Aim
Note each line of the listing that contains the string "JSON", and copy it.

--- begin Data shown ---

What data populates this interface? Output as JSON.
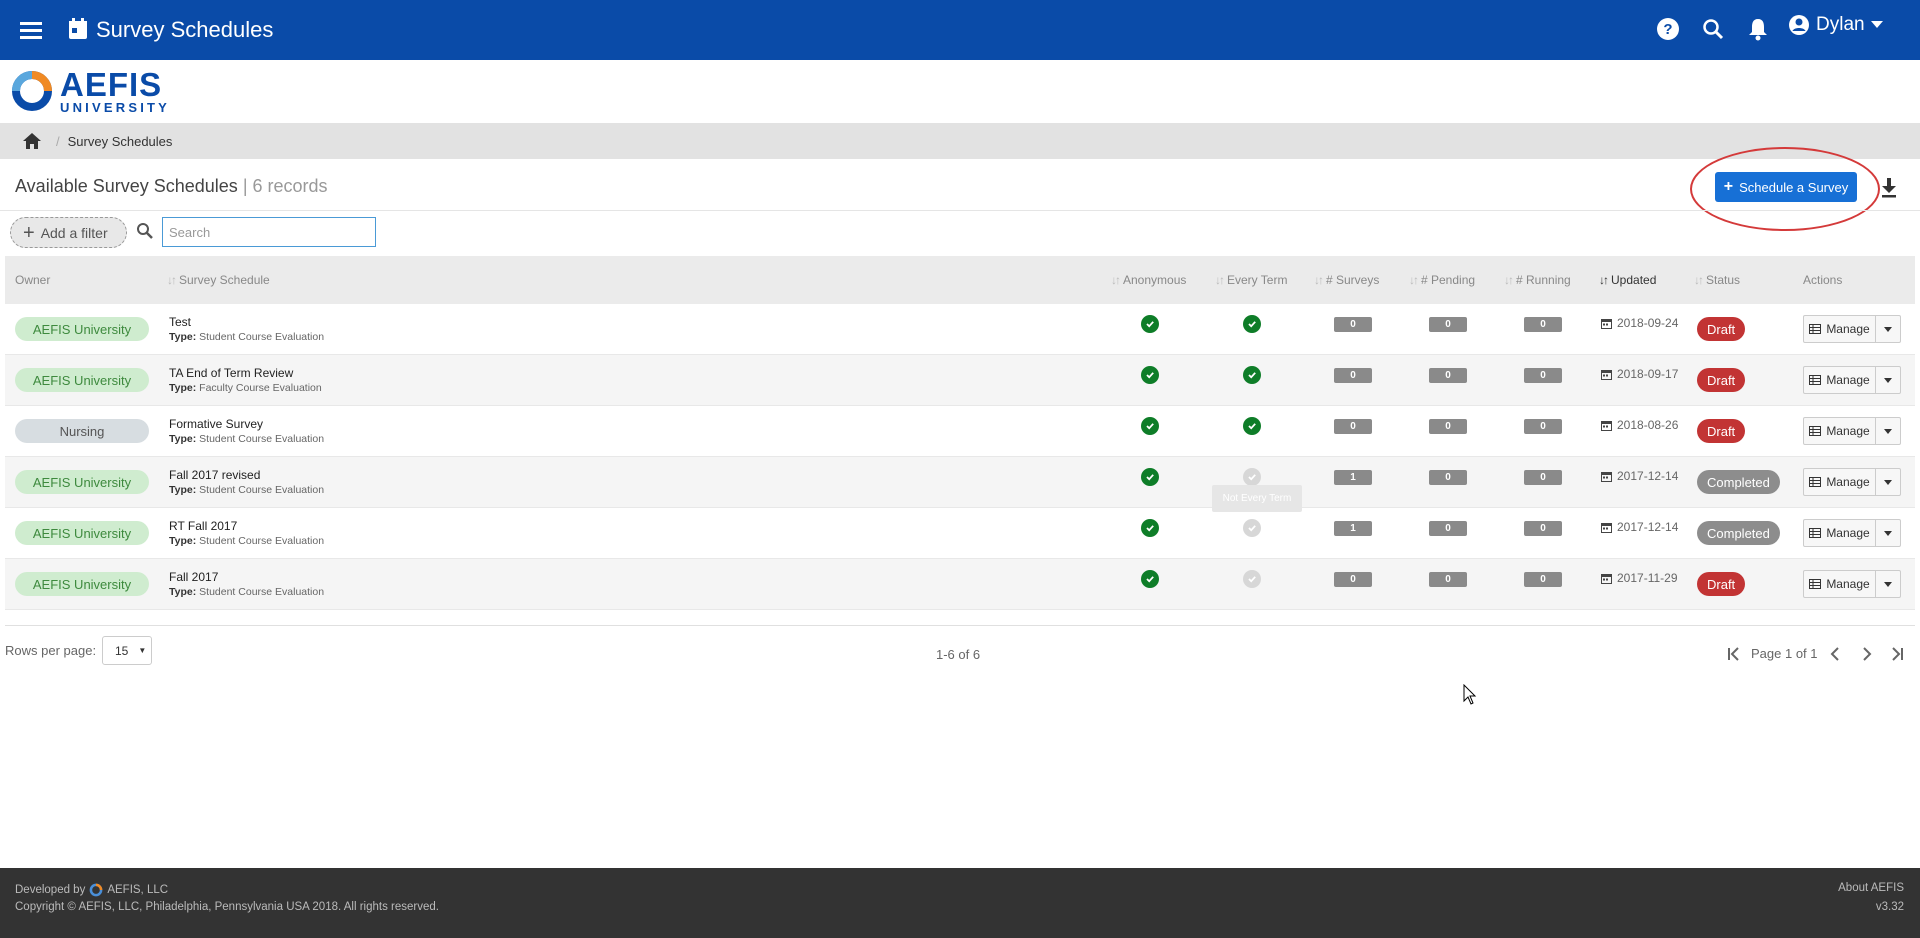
{
  "header": {
    "title": "Survey Schedules",
    "user_name": "Dylan"
  },
  "logo": {
    "name": "AEFIS",
    "subtitle": "UNIVERSITY"
  },
  "breadcrumb": {
    "current": "Survey Schedules"
  },
  "page": {
    "heading": "Available Survey Schedules",
    "record_count": "| 6 records",
    "schedule_button": "Schedule a Survey"
  },
  "filters": {
    "add_filter": "Add a filter",
    "search_placeholder": "Search"
  },
  "table": {
    "columns": {
      "owner": "Owner",
      "survey_schedule": "Survey Schedule",
      "anonymous": "Anonymous",
      "every_term": "Every Term",
      "surveys": "# Surveys",
      "pending": "# Pending",
      "running": "# Running",
      "updated": "Updated",
      "status": "Status",
      "actions": "Actions"
    },
    "type_label": "Type:",
    "manage_label": "Manage",
    "rows": [
      {
        "owner": "AEFIS University",
        "name": "Test",
        "type": "Student Course Evaluation",
        "anonymous": true,
        "every_term": true,
        "surveys": "0",
        "pending": "0",
        "running": "0",
        "updated": "2018-09-24",
        "status": "Draft"
      },
      {
        "owner": "AEFIS University",
        "name": "TA End of Term Review",
        "type": "Faculty Course Evaluation",
        "anonymous": true,
        "every_term": true,
        "surveys": "0",
        "pending": "0",
        "running": "0",
        "updated": "2018-09-17",
        "status": "Draft"
      },
      {
        "owner": "Nursing",
        "name": "Formative Survey",
        "type": "Student Course Evaluation",
        "anonymous": true,
        "every_term": true,
        "surveys": "0",
        "pending": "0",
        "running": "0",
        "updated": "2018-08-26",
        "status": "Draft"
      },
      {
        "owner": "AEFIS University",
        "name": "Fall 2017 revised",
        "type": "Student Course Evaluation",
        "anonymous": true,
        "every_term": false,
        "surveys": "1",
        "pending": "0",
        "running": "0",
        "updated": "2017-12-14",
        "status": "Completed"
      },
      {
        "owner": "AEFIS University",
        "name": "RT Fall 2017",
        "type": "Student Course Evaluation",
        "anonymous": true,
        "every_term": false,
        "surveys": "1",
        "pending": "0",
        "running": "0",
        "updated": "2017-12-14",
        "status": "Completed"
      },
      {
        "owner": "AEFIS University",
        "name": "Fall 2017",
        "type": "Student Course Evaluation",
        "anonymous": true,
        "every_term": false,
        "surveys": "0",
        "pending": "0",
        "running": "0",
        "updated": "2017-11-29",
        "status": "Draft"
      }
    ],
    "tooltip": "Not Every Term"
  },
  "pager": {
    "rows_per_page_label": "Rows per page:",
    "rows_per_page": "15",
    "range": "1-6 of 6",
    "page_of": "Page 1 of 1"
  },
  "footer": {
    "developed_by": "Developed by",
    "company": "AEFIS, LLC",
    "copyright": "Copyright © AEFIS, LLC, Philadelphia, Pennsylvania USA 2018. All rights reserved.",
    "about": "About AEFIS",
    "version": "v3.32"
  },
  "colors": {
    "brand_blue": "#0a4ba8",
    "button_blue": "#1770d6",
    "check_green": "#0e7d28",
    "draft_red": "#c23434",
    "annotation_red": "#d43a3a"
  },
  "icons": [
    "menu-icon",
    "calendar-icon",
    "help-icon",
    "search-icon",
    "bell-icon",
    "user-icon",
    "home-icon",
    "download-icon",
    "check-icon",
    "table-icon",
    "caret-down-icon",
    "first-page-icon",
    "prev-page-icon",
    "next-page-icon",
    "last-page-icon"
  ]
}
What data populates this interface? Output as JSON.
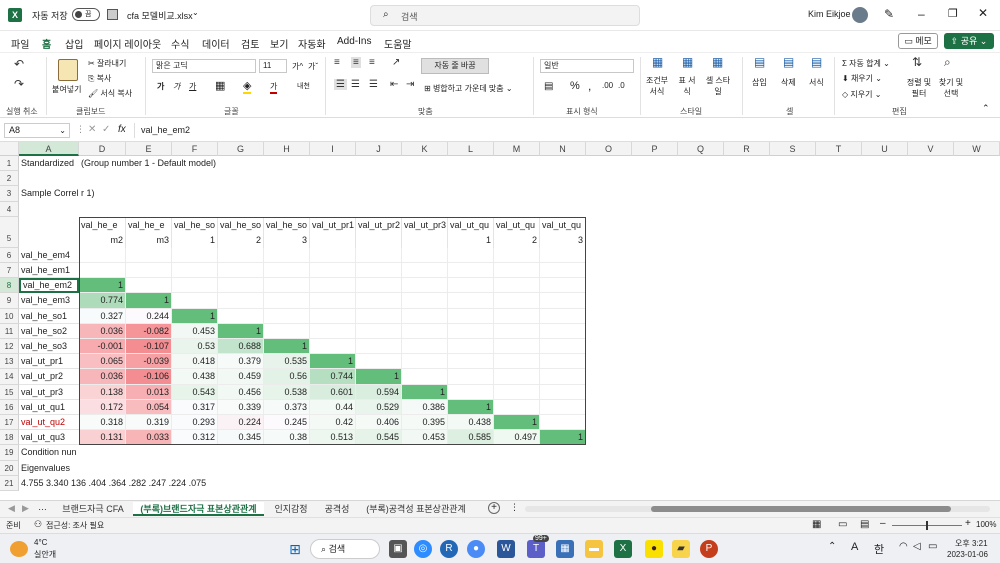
{
  "titlebar": {
    "autosave_label": "자동 저장",
    "autosave_state": "끔",
    "filename": "cfa 모델비교.xlsx",
    "search_placeholder": "검색",
    "user_name": "Kim Eikjoe"
  },
  "menu": [
    "파일",
    "홈",
    "삽입",
    "페이지 레이아웃",
    "수식",
    "데이터",
    "검토",
    "보기",
    "자동화",
    "Add-Ins",
    "도움말"
  ],
  "menu_active": "홈",
  "menu_right": {
    "memo": "메모",
    "share": "공유"
  },
  "ribbon": {
    "undo_label": "실행 취소",
    "clipboard": {
      "paste": "붙여넣기",
      "cut": "잘라내기",
      "copy": "복사",
      "format_painter": "서식 복사",
      "group": "클립보드"
    },
    "font": {
      "name": "맑은 고딕",
      "size": "11",
      "group": "글꼴",
      "bold": "가",
      "italic": "가",
      "underline": "가",
      "grow": "가^",
      "shrink": "가ˇ",
      "color_a": "가",
      "phonetic": "내천"
    },
    "align": {
      "wrap": "자동 줄 바꿈",
      "merge": "병합하고 가운데 맞춤",
      "group": "맞춤"
    },
    "number": {
      "format": "일반",
      "group": "표시 형식",
      "percent": "%",
      "comma": ","
    },
    "styles": {
      "cond": "조건부 서식",
      "table": "표 서식",
      "cell": "셀 스타일",
      "group": "스타일"
    },
    "cells": {
      "insert": "삽입",
      "delete": "삭제",
      "format": "서식",
      "group": "셀"
    },
    "edit": {
      "autosum": "자동 합계",
      "fill": "채우기",
      "clear": "지우기",
      "sort": "정렬 및 필터",
      "find": "찾기 및 선택",
      "group": "편집"
    }
  },
  "formula": {
    "namebox": "A8",
    "fx": "fx",
    "value": "val_he_em2"
  },
  "columns": [
    "A",
    "D",
    "E",
    "F",
    "G",
    "H",
    "I",
    "J",
    "K",
    "L",
    "M",
    "N",
    "O",
    "P",
    "Q",
    "R",
    "S",
    "T",
    "U",
    "V",
    "W"
  ],
  "rows": {
    "r1": "Standardized  (Group number 1 - Default model)",
    "r1a": "Standardized",
    "r1b": "(Group number 1 - Default model)",
    "r3a": "Sample Correl",
    "r3b": "r 1)",
    "headers": [
      [
        "val_he_e",
        "m2"
      ],
      [
        "val_he_e",
        "m3"
      ],
      [
        "val_he_so",
        "1"
      ],
      [
        "val_he_so",
        "2"
      ],
      [
        "val_he_so",
        "3"
      ],
      [
        "",
        "val_ut_pr1"
      ],
      [
        "",
        "val_ut_pr2"
      ],
      [
        "",
        "val_ut_pr3"
      ],
      [
        "val_ut_qu",
        "1"
      ],
      [
        "val_ut_qu",
        "2"
      ],
      [
        "val_ut_qu",
        "3"
      ]
    ],
    "row_labels": [
      "val_he_em4",
      "val_he_em1",
      "val_he_em2",
      "val_he_em3",
      "val_he_so1",
      "val_he_so2",
      "val_he_so3",
      "val_ut_pr1",
      "val_ut_pr2",
      "val_ut_pr3",
      "val_ut_qu1",
      "val_ut_qu2",
      "val_ut_qu3"
    ],
    "matrix": [
      [],
      [],
      [
        "1"
      ],
      [
        "0.774",
        "1"
      ],
      [
        "0.327",
        "0.244",
        "1"
      ],
      [
        "0.036",
        "-0.082",
        "0.453",
        "1"
      ],
      [
        "-0.001",
        "-0.107",
        "0.53",
        "0.688",
        "1"
      ],
      [
        "0.065",
        "-0.039",
        "0.418",
        "0.379",
        "0.535",
        "1"
      ],
      [
        "0.036",
        "-0.106",
        "0.438",
        "0.459",
        "0.56",
        "0.744",
        "1"
      ],
      [
        "0.138",
        "0.013",
        "0.543",
        "0.456",
        "0.538",
        "0.601",
        "0.594",
        "1"
      ],
      [
        "0.172",
        "0.054",
        "0.317",
        "0.339",
        "0.373",
        "0.44",
        "0.529",
        "0.386",
        "1"
      ],
      [
        "0.318",
        "0.319",
        "0.293",
        "0.224",
        "0.245",
        "0.42",
        "0.406",
        "0.395",
        "0.438",
        "1"
      ],
      [
        "0.131",
        "0.033",
        "0.312",
        "0.345",
        "0.38",
        "0.513",
        "0.545",
        "0.453",
        "0.585",
        "0.497",
        "1"
      ]
    ],
    "r19": "Condition nun",
    "r20": "Eigenvalues",
    "r21": "4.755 3.340 1.36 .404 .364 .282 .247 .224 .075",
    "r21_display": "4.755 3.340 136 .404 .364 .282 .247 .224 .075"
  },
  "sheets": [
    "브랜드자극 CFA",
    "(부록)브랜드자극 표본상관관계",
    "인지감정",
    "공격성",
    "(부록)공격성 표본상관관계"
  ],
  "active_sheet": "(부록)브랜드자극 표본상관관계",
  "status": {
    "ready": "준비",
    "accessibility": "접근성: 조사 필요",
    "zoom": "100%"
  },
  "taskbar": {
    "weather_temp": "4°C",
    "weather_desc": "실안개",
    "search": "검색",
    "time": "오후 3:21",
    "date": "2023-01-06",
    "lang": "A",
    "ime": "한",
    "badge": "99+"
  },
  "colors": {
    "excel_green": "#1e7145",
    "red_text": "#c00000"
  }
}
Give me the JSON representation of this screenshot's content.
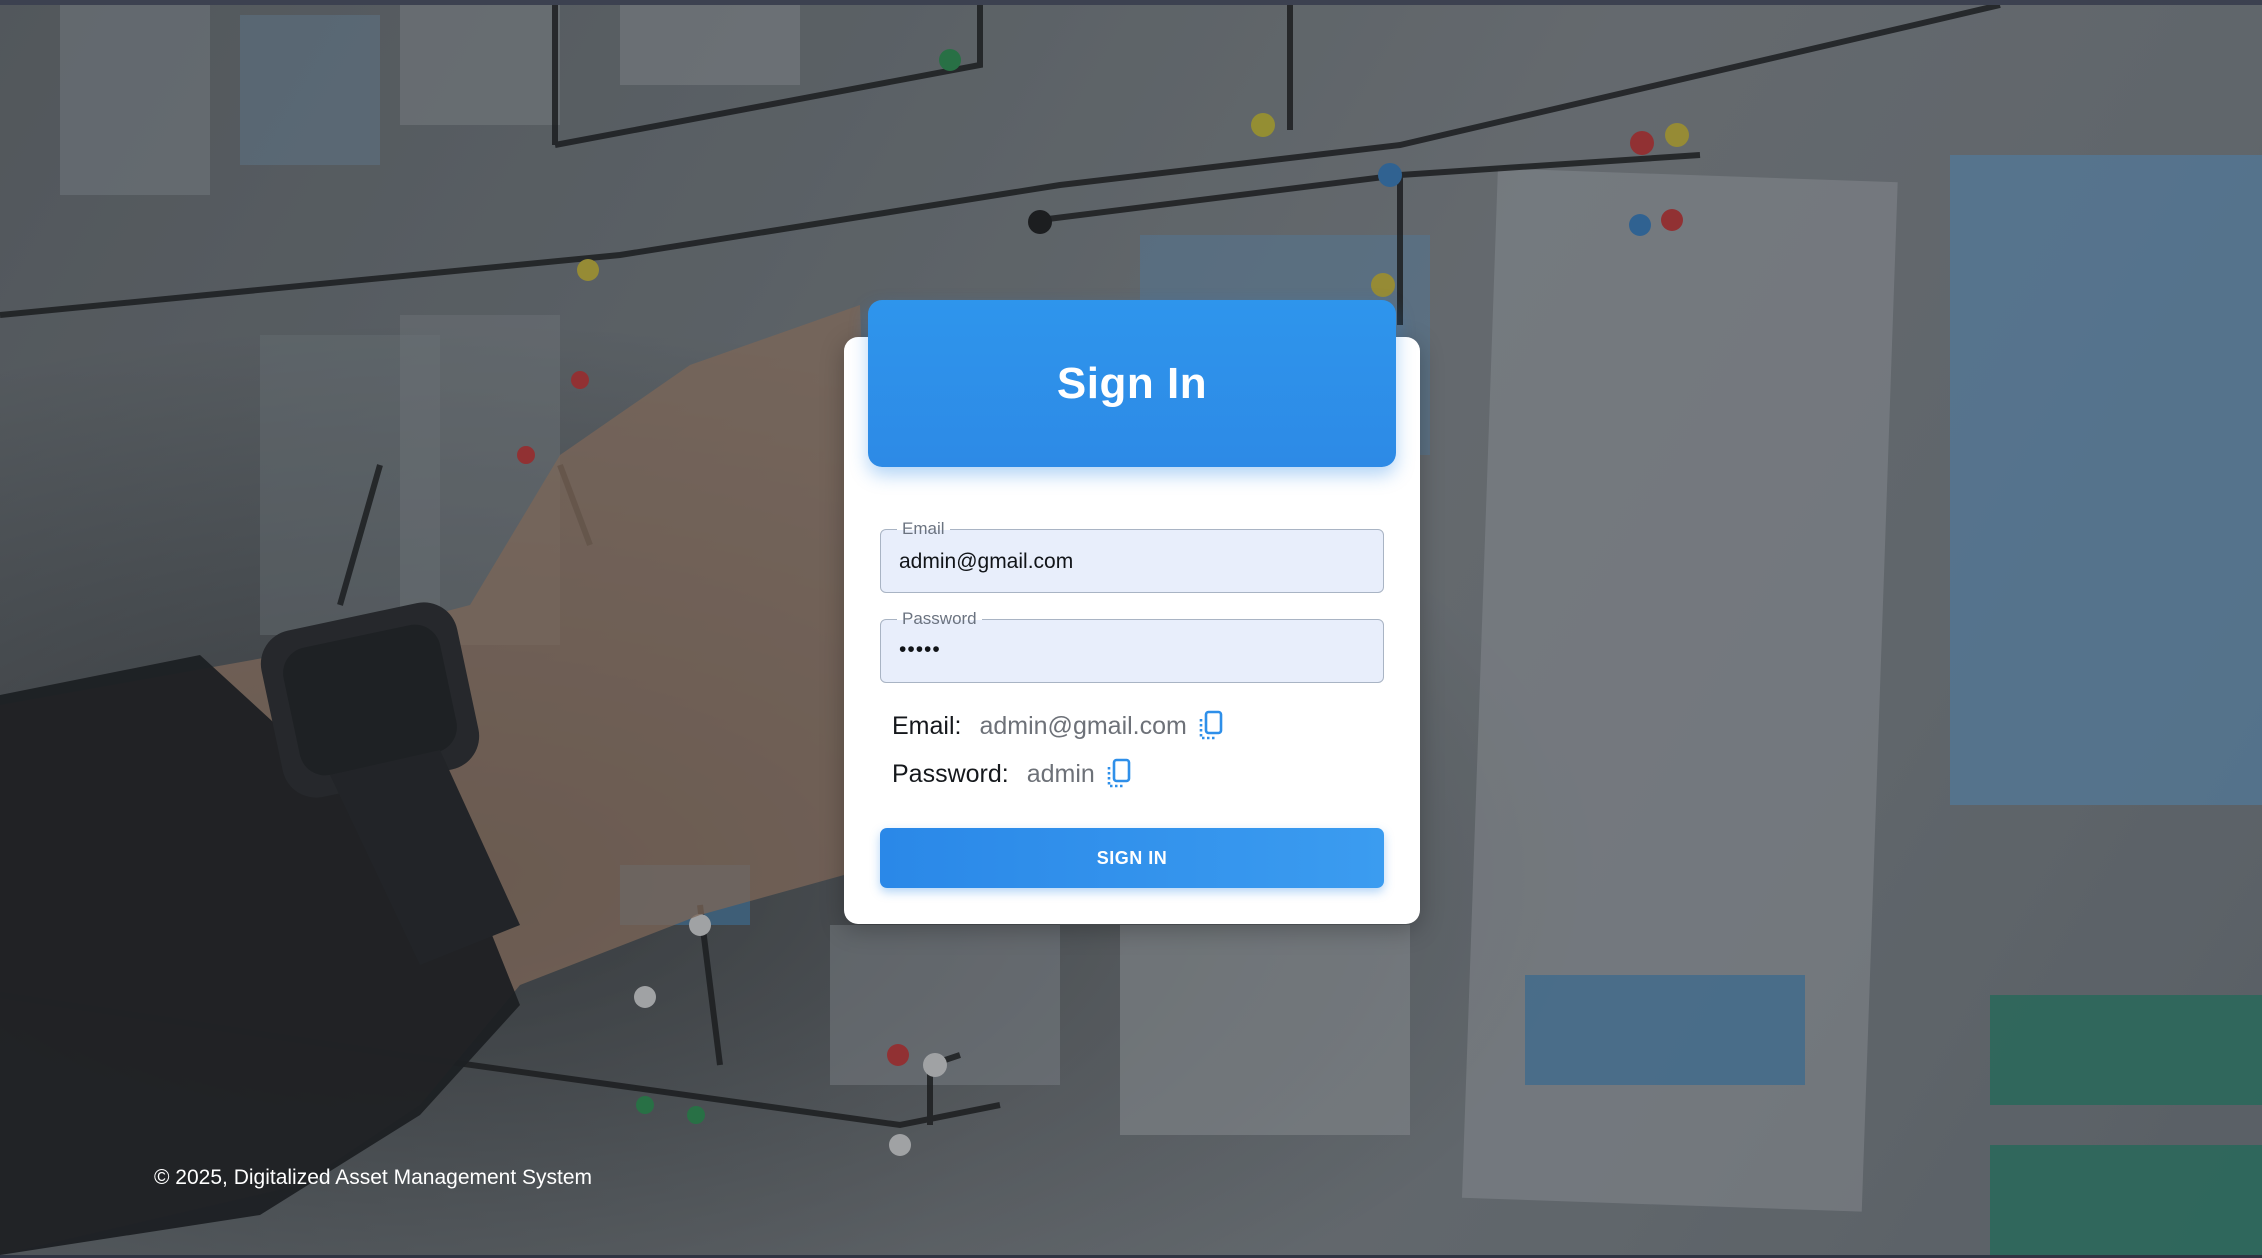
{
  "header": {
    "title": "Sign In"
  },
  "form": {
    "email": {
      "label": "Email",
      "value": "admin@gmail.com"
    },
    "password": {
      "label": "Password",
      "value": "•••••"
    }
  },
  "credentials": {
    "email_label": "Email:",
    "email_value": "admin@gmail.com",
    "password_label": "Password:",
    "password_value": "admin",
    "copy_icon": "copy-icon"
  },
  "actions": {
    "signin_label": "SIGN IN"
  },
  "footer": {
    "text": "© 2025, Digitalized Asset Management System"
  },
  "colors": {
    "accent": "#2e8fe9",
    "field_bg": "#e8eefb",
    "card_bg": "#ffffff"
  }
}
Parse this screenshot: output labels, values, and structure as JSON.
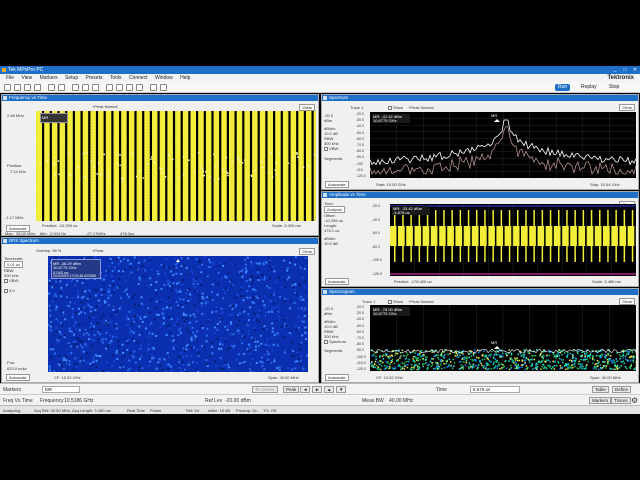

--- end Data shown ---

Finished task
What data populates this interface? Output as JSON.
What data populates this interface? Output as JSON.
Give me the JSON representation of this screenshot's content.
Parse this screenshot: output labels, values, and structure as JSON.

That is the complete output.